**PROBLEM:**
Using the data beneath, show every line that includes the word "ylabel".
====== SUPPLIED ENTRIES
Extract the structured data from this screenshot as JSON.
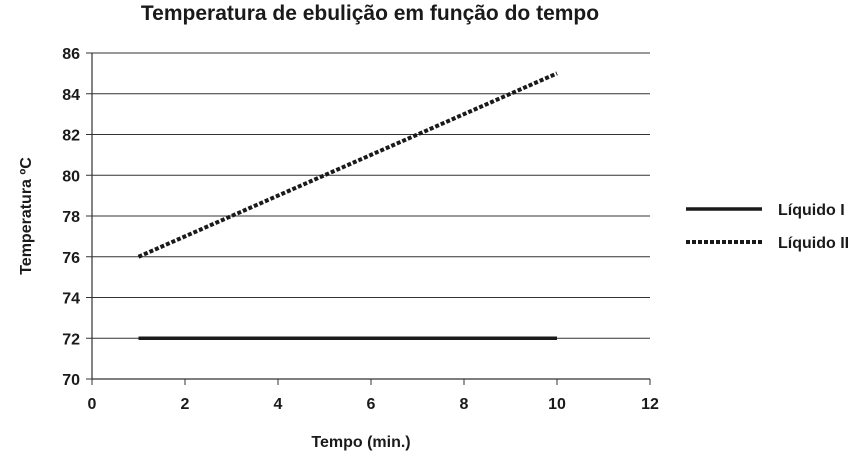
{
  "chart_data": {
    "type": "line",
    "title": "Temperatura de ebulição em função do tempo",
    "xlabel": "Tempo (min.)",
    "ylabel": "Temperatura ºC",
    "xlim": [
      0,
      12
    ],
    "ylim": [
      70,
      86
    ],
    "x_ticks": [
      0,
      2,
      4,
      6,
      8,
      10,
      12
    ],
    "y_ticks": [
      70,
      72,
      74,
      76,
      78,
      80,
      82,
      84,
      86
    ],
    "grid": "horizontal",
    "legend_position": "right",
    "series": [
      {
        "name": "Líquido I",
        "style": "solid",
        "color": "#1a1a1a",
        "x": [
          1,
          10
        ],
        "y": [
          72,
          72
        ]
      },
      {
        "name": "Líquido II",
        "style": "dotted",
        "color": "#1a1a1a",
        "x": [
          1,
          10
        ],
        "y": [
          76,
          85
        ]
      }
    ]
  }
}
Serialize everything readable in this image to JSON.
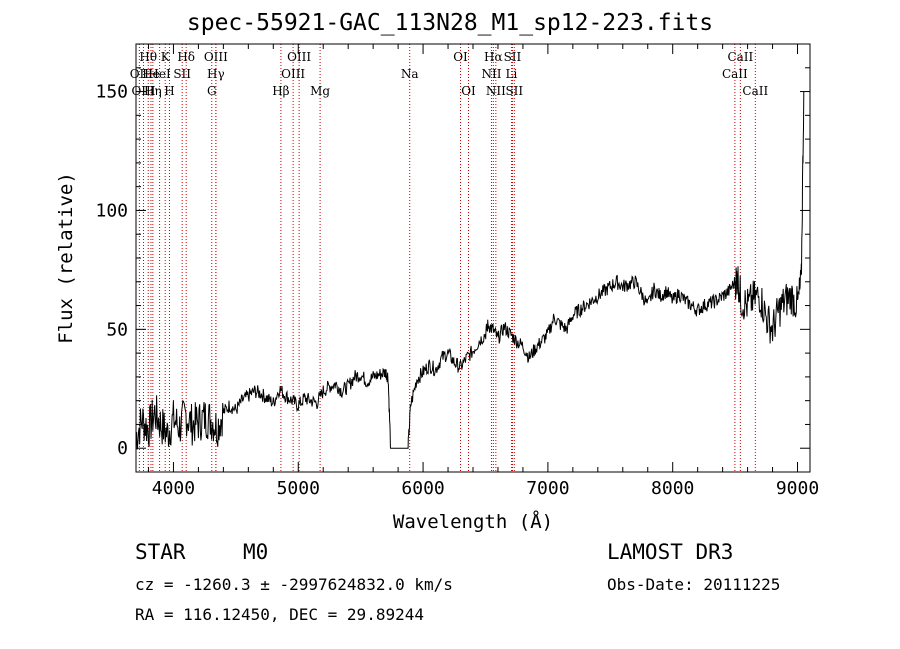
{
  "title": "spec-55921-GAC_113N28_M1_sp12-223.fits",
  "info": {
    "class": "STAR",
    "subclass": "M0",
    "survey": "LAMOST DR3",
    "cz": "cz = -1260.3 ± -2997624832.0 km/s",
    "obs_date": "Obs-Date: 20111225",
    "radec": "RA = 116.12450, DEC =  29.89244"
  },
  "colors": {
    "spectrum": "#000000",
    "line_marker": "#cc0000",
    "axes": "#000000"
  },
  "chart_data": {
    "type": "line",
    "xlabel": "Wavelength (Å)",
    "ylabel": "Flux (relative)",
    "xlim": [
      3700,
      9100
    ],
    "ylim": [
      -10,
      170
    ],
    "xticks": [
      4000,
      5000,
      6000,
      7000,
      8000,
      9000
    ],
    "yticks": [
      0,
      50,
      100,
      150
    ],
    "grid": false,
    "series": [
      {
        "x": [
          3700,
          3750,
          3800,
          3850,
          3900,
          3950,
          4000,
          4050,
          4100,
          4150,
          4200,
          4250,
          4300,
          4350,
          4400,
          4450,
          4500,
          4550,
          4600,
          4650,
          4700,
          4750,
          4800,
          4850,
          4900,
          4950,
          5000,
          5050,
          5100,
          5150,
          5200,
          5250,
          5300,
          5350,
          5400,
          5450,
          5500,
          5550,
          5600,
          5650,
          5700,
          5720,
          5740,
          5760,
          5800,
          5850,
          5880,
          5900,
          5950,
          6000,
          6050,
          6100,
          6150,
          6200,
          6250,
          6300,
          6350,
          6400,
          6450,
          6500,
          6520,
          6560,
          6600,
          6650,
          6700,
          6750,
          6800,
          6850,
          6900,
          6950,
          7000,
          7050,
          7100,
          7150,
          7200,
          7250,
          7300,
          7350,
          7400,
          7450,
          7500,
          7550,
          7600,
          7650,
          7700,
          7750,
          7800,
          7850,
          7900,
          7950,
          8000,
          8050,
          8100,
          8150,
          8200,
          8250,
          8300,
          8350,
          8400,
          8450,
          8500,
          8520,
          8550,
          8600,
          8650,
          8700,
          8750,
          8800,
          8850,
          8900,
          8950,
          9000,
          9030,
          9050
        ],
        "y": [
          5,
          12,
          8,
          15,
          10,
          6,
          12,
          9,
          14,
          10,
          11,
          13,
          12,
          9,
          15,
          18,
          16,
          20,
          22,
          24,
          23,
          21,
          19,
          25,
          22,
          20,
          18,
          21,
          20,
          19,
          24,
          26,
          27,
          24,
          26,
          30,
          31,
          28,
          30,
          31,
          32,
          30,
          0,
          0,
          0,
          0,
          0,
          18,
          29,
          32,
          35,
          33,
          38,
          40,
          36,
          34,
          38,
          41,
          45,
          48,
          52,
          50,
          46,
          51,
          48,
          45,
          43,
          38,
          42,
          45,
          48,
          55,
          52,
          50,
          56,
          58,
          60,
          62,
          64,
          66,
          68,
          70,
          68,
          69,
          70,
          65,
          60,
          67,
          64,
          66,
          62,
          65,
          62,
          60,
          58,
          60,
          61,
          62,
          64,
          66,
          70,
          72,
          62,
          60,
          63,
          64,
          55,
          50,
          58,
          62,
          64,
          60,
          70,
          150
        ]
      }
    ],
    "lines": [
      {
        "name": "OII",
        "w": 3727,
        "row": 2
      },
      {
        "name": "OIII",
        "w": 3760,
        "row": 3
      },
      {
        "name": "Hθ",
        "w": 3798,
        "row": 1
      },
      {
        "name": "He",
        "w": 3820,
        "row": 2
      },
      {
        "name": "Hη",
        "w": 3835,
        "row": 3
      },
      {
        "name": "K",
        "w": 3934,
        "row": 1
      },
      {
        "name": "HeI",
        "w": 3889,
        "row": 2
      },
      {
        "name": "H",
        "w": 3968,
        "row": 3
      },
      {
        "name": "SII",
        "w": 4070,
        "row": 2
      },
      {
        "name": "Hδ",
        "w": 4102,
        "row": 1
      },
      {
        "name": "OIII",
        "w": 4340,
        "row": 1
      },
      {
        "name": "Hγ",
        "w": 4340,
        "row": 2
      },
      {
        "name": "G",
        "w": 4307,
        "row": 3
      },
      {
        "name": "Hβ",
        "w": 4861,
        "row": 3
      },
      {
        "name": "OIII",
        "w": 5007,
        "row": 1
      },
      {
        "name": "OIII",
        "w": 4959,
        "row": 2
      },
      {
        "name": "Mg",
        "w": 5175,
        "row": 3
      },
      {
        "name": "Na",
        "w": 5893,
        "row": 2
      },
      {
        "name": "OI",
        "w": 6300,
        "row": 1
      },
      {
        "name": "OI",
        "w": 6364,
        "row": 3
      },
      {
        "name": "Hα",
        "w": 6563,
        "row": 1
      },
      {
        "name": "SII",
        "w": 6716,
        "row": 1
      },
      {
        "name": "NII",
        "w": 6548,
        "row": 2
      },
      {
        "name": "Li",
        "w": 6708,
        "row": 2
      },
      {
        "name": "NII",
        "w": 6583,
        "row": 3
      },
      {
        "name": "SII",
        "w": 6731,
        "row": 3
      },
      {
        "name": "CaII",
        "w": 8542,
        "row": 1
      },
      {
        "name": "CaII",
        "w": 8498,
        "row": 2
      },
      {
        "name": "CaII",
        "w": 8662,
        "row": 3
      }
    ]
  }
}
============
====== SUPPLIED ENTRIES
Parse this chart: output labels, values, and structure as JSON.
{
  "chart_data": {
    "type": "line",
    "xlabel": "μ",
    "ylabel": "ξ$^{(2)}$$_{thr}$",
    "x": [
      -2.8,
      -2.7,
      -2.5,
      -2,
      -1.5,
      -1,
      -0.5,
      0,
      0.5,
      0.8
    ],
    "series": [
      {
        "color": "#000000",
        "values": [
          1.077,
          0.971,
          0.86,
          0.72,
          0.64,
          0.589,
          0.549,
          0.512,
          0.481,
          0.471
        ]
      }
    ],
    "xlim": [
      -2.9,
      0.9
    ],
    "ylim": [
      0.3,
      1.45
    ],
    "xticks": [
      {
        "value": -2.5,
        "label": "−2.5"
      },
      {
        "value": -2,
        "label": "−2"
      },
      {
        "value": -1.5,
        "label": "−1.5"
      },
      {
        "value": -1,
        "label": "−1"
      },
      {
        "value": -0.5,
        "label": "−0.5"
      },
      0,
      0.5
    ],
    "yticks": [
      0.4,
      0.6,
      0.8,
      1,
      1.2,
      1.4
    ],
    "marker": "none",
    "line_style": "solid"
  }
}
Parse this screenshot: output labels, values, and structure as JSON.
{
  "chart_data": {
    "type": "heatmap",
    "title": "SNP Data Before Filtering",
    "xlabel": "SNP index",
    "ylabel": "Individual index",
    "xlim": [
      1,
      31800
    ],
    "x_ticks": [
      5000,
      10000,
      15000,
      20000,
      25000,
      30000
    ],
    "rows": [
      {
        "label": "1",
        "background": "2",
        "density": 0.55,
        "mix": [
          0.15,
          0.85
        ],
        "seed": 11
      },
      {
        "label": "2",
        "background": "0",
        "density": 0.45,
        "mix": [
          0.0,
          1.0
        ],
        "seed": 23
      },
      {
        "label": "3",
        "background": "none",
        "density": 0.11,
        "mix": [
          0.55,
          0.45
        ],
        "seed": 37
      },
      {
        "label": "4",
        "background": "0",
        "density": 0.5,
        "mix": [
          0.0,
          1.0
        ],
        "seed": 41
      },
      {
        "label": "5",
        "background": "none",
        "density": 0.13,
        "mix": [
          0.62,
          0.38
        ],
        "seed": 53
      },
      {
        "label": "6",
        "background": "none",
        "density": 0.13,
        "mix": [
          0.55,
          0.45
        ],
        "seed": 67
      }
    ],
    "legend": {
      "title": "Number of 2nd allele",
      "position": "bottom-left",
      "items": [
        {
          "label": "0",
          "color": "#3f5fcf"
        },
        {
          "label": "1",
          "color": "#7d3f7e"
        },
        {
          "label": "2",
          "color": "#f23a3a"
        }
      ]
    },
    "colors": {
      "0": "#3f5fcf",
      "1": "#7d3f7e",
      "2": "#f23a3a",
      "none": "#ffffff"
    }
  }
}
============
====== SUPPLIED ENTRIES
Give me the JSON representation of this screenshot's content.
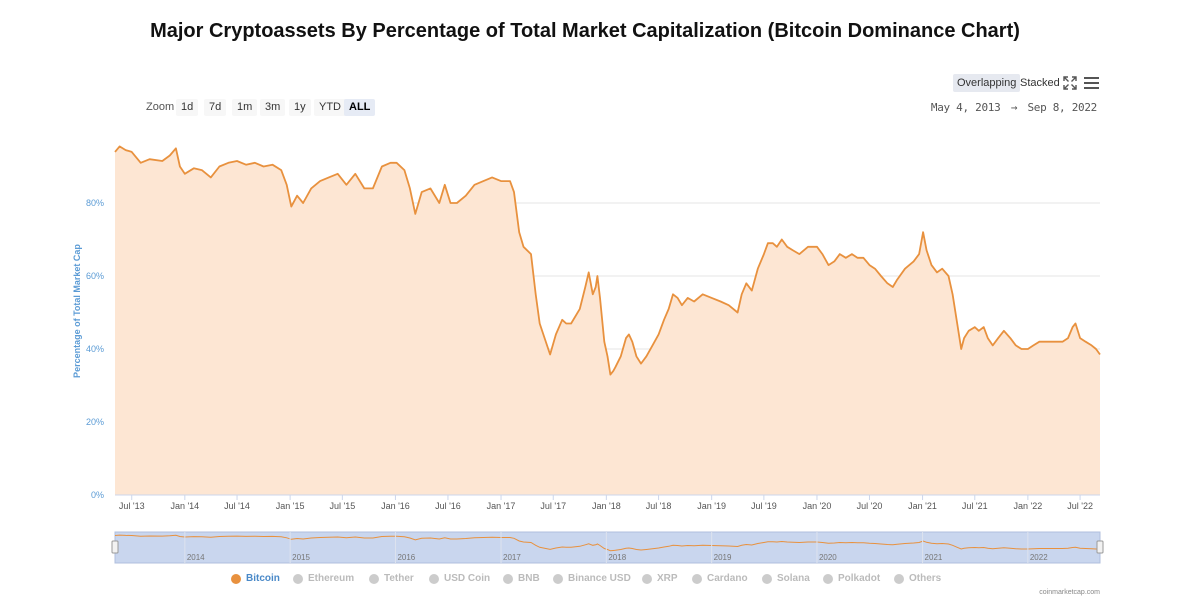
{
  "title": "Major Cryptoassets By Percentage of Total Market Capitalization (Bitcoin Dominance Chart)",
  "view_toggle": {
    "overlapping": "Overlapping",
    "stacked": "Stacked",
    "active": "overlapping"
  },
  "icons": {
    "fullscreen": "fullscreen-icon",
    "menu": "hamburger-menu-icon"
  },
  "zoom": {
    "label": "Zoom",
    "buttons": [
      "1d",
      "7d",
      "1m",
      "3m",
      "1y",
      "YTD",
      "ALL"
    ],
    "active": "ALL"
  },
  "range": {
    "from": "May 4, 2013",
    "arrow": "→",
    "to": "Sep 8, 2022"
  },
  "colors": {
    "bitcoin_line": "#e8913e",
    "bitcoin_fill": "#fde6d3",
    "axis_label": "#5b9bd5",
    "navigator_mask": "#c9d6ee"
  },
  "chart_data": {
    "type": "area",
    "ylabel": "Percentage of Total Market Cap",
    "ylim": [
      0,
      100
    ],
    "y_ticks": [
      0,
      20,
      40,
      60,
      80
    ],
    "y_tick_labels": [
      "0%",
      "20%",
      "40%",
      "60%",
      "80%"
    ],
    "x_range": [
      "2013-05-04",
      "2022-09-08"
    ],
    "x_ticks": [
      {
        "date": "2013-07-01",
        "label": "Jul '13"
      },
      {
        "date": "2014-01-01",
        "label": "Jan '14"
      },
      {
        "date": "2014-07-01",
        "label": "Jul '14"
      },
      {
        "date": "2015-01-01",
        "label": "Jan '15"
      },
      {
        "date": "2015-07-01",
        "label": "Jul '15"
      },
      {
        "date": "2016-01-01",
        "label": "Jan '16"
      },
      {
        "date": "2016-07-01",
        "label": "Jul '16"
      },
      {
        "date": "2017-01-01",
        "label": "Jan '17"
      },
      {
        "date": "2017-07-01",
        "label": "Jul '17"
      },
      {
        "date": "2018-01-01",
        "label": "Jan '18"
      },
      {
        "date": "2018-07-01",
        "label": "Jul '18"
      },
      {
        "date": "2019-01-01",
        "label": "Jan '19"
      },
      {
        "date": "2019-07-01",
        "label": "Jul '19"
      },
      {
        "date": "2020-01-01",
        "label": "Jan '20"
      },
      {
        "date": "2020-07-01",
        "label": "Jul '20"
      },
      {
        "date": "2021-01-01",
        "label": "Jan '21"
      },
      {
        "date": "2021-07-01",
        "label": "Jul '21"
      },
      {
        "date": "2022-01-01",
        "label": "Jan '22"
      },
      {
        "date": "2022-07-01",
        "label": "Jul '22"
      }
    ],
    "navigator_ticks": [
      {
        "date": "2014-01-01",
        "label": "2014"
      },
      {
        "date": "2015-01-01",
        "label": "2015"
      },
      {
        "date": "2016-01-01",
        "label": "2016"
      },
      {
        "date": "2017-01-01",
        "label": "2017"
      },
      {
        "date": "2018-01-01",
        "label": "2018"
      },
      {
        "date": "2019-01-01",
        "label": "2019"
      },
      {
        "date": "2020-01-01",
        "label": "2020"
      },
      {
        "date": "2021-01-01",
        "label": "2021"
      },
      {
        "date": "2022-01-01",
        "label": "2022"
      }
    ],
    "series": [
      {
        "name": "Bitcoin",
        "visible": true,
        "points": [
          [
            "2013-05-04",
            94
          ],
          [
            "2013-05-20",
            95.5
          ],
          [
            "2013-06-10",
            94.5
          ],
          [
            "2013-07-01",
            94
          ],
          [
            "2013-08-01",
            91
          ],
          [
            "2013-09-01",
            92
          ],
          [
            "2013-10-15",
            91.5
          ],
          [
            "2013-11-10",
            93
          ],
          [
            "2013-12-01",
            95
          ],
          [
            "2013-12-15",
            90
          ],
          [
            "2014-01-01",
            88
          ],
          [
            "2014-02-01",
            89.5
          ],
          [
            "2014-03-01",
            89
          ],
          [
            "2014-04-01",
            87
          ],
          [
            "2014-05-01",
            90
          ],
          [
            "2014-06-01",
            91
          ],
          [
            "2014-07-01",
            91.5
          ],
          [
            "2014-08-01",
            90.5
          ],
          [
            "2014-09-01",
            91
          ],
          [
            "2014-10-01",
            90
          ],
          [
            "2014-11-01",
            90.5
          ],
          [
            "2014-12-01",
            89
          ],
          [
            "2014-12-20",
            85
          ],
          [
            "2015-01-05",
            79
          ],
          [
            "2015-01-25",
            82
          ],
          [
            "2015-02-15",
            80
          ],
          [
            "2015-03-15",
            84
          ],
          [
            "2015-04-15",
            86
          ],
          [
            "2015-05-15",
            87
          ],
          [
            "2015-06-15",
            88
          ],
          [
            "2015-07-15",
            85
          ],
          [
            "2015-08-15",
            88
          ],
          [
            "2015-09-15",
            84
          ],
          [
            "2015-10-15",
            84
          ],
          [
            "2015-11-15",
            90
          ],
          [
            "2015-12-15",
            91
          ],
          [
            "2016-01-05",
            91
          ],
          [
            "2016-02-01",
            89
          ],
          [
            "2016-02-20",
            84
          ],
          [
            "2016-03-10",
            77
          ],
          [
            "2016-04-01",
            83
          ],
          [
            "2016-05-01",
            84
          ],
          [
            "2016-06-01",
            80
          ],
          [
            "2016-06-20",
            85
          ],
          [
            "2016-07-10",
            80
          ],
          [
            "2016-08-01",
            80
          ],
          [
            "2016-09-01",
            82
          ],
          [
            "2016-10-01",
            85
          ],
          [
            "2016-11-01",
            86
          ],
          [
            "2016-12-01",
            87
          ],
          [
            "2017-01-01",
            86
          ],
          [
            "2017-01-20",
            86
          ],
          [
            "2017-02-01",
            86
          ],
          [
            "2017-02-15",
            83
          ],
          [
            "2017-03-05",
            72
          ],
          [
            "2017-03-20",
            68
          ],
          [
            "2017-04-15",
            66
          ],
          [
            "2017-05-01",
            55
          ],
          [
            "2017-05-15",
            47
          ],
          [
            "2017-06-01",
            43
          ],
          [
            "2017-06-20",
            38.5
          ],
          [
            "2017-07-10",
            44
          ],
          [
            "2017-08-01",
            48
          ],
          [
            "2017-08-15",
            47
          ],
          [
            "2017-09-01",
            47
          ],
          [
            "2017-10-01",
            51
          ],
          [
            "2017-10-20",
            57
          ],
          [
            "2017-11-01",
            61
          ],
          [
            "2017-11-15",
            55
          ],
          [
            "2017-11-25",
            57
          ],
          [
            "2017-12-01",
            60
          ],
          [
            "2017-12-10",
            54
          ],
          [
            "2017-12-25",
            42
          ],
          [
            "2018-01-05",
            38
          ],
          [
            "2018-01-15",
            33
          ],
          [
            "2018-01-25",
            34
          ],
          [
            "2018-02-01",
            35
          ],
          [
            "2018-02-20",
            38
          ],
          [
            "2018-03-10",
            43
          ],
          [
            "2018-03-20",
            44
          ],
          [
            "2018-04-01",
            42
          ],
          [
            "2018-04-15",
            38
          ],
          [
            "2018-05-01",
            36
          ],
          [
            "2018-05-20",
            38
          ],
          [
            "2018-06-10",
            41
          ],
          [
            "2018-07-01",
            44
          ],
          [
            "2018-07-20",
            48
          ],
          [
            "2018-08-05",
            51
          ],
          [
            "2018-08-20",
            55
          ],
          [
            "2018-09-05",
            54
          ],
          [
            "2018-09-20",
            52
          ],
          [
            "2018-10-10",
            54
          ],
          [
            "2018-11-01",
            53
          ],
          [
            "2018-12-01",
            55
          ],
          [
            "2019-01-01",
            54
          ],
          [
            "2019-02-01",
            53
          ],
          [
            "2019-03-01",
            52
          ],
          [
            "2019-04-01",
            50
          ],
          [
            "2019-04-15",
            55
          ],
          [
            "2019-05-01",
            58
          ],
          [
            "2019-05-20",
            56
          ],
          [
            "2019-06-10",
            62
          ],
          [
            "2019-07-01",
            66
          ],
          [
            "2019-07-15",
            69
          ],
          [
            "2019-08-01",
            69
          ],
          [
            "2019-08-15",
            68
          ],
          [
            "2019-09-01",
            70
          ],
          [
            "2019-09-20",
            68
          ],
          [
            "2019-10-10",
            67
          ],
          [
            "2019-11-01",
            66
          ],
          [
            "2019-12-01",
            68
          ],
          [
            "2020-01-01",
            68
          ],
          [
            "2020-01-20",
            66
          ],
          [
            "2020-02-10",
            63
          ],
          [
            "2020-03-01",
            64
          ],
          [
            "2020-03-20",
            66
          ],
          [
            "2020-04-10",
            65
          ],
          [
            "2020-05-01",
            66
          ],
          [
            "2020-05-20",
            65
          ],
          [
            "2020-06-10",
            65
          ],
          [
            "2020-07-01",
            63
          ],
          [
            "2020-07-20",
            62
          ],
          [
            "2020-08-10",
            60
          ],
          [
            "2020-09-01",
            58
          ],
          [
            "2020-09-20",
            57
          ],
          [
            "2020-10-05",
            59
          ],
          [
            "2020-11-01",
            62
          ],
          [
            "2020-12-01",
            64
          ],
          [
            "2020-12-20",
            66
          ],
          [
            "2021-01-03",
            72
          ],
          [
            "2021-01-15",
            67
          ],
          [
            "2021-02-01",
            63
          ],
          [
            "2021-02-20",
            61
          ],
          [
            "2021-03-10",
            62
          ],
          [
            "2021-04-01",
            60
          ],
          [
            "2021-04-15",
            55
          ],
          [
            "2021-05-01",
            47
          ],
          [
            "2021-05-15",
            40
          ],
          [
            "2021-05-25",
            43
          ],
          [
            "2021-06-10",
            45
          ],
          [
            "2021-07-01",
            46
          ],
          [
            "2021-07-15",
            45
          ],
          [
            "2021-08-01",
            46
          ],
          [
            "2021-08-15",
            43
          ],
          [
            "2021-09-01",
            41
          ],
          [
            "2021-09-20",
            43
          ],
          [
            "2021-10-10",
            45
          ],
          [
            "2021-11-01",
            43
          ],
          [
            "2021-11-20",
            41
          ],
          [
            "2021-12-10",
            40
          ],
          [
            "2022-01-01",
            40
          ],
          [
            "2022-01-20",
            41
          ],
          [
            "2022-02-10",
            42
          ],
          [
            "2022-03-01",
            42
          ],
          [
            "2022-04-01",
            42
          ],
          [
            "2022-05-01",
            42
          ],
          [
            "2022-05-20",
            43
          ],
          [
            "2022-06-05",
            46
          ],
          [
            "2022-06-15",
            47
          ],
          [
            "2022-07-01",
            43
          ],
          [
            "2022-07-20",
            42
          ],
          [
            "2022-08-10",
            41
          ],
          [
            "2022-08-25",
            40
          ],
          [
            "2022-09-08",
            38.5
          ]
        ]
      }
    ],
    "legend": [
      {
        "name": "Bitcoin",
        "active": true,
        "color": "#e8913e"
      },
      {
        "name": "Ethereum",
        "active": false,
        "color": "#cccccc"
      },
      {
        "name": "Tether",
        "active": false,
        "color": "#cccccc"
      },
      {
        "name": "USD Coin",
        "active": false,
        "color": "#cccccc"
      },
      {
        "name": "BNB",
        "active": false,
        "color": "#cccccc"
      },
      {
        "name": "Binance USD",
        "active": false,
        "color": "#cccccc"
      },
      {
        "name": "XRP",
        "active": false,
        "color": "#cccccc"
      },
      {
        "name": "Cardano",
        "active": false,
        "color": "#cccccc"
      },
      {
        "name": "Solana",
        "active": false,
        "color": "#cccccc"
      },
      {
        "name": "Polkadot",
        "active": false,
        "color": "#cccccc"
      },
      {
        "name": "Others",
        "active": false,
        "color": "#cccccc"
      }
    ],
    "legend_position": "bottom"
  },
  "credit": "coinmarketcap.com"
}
============
**FINISHED TASK:**
    "ylabel": "Temperatura ºC",
    "ylabel": "Flux (relative)",
    "ylabel": "ξ$^{(2)}$$_{thr}$",
    "ylabel": "Individual index",
    "ylabel": "Percentage of Total Market Cap",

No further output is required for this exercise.